__What the task requires__:
Extract, from the listing that follows, each line containing the word "CARGOS".

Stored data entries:
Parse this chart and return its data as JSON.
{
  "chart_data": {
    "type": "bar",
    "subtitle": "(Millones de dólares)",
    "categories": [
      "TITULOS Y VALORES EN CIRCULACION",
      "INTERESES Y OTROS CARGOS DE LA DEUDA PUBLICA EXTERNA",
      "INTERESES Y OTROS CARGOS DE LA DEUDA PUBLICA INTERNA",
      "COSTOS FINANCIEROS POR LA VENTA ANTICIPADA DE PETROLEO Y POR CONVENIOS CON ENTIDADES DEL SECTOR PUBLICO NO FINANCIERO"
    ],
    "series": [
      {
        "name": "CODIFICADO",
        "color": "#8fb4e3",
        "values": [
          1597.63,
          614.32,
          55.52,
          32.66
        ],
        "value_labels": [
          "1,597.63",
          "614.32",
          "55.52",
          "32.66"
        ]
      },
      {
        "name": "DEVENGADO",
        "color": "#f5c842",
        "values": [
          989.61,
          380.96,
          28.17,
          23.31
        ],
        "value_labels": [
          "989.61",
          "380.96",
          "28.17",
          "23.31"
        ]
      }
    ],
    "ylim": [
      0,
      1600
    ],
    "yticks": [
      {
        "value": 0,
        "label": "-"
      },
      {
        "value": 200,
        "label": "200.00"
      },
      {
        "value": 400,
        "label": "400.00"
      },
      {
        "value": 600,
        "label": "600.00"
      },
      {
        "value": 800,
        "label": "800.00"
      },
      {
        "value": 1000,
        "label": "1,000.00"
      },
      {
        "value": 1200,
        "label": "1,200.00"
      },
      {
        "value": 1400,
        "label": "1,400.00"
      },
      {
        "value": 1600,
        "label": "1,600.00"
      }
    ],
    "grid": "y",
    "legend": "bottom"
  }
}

__Expected answer__:
      "INTERESES Y OTROS CARGOS DE LA DEUDA PUBLICA EXTERNA",
      "INTERESES Y OTROS CARGOS DE LA DEUDA PUBLICA INTERNA",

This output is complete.